Copy out all lines that carry the word "milyon".

Recorded data:
----------------

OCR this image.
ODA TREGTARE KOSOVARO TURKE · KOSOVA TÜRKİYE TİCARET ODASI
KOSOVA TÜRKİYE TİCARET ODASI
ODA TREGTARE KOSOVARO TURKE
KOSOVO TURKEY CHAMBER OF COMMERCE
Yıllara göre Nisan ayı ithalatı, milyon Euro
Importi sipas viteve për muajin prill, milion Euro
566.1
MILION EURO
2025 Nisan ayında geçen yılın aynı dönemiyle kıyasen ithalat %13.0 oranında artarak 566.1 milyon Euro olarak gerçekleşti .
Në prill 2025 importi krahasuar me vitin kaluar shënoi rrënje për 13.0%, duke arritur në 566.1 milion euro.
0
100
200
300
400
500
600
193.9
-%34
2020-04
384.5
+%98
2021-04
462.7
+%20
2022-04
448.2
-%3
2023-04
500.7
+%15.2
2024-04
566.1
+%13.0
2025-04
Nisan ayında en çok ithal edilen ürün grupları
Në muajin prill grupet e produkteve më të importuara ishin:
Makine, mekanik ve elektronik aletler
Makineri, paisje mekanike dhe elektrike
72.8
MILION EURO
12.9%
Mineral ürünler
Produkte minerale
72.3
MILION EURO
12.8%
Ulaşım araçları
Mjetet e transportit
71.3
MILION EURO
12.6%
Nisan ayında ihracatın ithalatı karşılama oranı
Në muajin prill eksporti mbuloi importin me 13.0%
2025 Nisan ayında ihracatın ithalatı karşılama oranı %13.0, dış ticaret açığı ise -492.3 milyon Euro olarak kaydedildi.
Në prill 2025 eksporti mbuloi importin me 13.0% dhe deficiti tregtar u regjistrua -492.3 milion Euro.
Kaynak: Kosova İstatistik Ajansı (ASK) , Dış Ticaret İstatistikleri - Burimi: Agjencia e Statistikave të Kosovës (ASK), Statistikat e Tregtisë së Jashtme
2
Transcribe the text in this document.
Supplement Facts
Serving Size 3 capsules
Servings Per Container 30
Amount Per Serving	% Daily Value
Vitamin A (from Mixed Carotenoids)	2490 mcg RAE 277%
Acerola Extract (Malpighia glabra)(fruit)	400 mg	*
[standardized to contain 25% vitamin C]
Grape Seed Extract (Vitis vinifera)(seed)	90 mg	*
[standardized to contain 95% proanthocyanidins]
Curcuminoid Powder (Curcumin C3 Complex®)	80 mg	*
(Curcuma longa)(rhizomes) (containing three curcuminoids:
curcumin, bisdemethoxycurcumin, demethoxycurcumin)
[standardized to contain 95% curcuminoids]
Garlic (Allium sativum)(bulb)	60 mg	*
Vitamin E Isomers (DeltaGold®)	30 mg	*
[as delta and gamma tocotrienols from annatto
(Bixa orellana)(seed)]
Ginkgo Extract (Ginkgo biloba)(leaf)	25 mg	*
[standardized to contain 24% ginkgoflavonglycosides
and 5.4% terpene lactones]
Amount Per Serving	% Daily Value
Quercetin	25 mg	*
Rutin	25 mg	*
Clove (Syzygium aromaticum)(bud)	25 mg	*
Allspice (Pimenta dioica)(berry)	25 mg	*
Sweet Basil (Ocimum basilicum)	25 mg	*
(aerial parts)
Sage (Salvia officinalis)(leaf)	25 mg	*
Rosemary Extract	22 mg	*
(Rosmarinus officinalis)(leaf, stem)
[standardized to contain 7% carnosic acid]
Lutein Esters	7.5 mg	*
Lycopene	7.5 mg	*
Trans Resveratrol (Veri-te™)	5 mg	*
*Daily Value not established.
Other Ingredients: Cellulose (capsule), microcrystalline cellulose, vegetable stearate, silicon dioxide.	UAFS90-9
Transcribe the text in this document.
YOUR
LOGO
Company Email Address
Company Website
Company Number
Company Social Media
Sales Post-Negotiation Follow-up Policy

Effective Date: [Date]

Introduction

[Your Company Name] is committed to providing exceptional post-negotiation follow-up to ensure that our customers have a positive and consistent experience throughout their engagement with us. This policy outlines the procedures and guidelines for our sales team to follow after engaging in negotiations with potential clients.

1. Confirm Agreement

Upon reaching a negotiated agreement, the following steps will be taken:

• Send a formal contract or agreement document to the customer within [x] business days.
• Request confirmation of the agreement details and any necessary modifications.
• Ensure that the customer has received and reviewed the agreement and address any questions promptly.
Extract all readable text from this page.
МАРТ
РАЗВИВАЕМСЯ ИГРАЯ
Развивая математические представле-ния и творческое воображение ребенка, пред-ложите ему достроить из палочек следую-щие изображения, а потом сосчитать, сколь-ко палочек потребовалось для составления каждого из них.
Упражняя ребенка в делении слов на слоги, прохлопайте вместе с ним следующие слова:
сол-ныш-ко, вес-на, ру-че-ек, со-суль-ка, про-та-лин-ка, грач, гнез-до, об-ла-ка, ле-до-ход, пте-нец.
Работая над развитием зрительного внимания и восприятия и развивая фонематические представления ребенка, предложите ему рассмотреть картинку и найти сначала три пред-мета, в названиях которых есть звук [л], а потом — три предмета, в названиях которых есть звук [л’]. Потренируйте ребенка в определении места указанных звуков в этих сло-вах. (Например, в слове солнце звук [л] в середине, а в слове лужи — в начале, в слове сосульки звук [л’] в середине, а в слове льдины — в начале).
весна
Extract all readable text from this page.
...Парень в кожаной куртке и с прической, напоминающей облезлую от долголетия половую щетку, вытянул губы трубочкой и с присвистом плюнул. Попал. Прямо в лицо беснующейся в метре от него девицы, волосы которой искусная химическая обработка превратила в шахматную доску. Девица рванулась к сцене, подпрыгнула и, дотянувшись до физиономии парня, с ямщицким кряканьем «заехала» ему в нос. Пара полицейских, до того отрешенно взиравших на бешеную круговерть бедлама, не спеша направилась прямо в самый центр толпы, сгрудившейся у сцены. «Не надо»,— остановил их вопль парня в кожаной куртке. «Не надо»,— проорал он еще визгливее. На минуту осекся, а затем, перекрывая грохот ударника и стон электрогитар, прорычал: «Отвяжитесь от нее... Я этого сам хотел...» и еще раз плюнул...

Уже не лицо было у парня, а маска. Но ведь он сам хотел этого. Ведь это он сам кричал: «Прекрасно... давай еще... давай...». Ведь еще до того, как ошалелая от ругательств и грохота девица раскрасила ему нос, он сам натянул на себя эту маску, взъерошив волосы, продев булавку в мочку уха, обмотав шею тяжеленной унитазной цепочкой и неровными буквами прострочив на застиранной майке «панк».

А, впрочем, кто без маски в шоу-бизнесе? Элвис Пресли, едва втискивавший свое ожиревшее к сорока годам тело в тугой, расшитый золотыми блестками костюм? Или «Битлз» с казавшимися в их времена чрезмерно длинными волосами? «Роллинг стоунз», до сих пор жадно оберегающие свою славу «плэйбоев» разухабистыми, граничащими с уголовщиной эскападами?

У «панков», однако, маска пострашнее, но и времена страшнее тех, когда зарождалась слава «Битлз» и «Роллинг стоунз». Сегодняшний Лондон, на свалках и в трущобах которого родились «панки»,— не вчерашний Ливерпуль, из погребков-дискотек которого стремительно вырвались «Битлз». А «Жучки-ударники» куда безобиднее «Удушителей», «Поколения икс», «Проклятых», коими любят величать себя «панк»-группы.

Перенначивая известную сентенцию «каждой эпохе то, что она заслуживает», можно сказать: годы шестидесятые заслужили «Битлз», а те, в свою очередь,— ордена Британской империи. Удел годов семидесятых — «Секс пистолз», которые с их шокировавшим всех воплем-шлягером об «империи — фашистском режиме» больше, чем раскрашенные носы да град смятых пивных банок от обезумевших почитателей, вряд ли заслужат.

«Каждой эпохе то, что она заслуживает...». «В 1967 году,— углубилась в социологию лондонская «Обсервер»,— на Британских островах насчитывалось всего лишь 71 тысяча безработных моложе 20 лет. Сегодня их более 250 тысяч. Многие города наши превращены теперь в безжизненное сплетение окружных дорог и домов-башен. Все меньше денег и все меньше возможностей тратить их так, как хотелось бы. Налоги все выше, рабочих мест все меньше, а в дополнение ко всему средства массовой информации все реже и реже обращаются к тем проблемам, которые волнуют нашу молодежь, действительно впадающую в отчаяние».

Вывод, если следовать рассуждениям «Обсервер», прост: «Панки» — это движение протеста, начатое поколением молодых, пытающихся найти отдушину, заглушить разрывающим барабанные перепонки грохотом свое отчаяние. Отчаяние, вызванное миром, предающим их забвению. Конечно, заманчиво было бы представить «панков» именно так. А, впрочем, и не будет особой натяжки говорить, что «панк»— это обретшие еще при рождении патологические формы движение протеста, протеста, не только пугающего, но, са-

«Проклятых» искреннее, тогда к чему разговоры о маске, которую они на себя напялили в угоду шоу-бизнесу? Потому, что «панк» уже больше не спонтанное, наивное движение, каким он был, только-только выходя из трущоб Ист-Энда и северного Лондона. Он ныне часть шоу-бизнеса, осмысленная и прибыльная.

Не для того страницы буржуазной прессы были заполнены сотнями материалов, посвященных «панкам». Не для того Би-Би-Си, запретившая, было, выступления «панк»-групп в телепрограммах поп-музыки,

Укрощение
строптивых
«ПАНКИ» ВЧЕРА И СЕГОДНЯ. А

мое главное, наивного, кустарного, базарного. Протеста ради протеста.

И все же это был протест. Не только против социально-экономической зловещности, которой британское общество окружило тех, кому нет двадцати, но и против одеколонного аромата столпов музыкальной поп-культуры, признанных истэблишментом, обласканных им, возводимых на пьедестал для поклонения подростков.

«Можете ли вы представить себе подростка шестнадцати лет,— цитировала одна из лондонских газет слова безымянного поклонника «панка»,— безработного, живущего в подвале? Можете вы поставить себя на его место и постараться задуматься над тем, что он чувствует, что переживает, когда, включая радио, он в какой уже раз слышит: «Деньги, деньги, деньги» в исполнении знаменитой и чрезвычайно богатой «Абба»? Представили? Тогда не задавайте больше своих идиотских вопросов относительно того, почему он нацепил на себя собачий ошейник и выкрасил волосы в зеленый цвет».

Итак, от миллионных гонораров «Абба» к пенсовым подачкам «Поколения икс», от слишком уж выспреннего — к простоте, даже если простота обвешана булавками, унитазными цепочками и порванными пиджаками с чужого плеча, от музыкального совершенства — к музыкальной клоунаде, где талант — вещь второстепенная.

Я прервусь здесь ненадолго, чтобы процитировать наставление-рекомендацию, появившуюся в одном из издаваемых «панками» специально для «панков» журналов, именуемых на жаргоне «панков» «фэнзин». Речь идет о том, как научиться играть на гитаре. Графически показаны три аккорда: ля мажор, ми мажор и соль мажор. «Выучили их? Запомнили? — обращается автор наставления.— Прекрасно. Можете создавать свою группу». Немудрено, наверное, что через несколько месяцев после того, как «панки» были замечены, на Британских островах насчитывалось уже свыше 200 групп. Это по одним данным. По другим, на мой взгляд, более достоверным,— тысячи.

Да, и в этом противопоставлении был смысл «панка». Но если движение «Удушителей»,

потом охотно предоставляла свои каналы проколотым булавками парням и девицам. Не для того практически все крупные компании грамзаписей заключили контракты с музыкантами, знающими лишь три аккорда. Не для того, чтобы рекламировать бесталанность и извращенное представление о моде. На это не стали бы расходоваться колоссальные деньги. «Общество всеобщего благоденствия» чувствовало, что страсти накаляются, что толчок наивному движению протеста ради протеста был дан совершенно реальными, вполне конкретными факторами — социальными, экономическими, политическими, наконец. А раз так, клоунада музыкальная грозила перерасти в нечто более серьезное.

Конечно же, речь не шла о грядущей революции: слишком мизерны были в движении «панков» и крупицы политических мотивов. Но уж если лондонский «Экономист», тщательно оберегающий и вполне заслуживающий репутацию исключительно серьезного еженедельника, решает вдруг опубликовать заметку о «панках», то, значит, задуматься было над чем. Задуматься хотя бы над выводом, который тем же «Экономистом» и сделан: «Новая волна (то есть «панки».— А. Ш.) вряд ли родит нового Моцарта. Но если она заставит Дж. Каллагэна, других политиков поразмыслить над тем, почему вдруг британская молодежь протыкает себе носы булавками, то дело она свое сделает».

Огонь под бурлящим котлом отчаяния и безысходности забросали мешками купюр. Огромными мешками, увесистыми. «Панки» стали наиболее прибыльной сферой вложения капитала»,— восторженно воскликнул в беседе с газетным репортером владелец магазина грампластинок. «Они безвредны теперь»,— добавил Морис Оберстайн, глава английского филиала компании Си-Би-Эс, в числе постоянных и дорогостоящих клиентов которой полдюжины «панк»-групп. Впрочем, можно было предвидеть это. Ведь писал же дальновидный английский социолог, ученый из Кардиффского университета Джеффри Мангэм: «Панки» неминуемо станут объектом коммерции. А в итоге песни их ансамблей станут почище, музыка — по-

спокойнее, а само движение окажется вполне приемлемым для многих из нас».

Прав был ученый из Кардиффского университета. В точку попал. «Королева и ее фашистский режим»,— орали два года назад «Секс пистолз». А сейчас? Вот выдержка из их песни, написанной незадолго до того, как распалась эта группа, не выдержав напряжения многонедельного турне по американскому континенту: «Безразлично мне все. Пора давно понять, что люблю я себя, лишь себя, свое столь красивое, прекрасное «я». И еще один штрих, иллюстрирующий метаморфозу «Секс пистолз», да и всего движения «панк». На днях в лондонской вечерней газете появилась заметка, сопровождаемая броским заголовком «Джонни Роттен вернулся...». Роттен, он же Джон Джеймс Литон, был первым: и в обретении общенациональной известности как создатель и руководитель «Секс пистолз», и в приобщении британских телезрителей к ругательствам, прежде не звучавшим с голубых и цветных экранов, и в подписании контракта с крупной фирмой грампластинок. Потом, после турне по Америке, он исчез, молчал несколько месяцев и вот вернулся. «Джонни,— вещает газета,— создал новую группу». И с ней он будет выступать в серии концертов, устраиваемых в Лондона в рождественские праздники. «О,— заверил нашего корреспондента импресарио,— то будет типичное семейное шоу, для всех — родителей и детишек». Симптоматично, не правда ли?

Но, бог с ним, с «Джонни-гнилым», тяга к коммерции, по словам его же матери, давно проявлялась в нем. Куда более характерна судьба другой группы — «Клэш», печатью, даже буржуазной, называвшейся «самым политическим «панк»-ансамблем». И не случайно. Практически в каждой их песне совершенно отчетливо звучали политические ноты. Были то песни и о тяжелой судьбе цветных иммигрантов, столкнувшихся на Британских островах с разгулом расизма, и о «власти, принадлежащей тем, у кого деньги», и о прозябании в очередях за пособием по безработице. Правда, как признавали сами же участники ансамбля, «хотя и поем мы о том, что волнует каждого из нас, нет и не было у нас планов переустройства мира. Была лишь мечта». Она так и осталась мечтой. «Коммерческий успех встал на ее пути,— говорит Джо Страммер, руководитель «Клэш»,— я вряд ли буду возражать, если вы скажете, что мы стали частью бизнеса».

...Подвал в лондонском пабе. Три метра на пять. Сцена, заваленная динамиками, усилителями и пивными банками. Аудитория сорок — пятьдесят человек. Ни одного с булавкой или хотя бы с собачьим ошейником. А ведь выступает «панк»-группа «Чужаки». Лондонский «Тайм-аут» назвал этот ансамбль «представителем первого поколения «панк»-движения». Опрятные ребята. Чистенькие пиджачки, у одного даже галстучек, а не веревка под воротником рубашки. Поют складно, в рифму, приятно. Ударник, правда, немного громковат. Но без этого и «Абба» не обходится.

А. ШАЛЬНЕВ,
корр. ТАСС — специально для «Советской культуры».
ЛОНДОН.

----------------

[Answer for this exercise]
Yıllara göre Nisan ayı ithalatı, milyon Euro
2025 Nisan ayında geçen yılın aynı dönemiyle kıyasen ithalat %13.0 oranında artarak 566.1 milyon Euro olarak gerçekleşti .
2025 Nisan ayında ihracatın ithalatı karşılama oranı %13.0, dış ticaret açığı ise -492.3 milyon Euro olarak kaydedildi.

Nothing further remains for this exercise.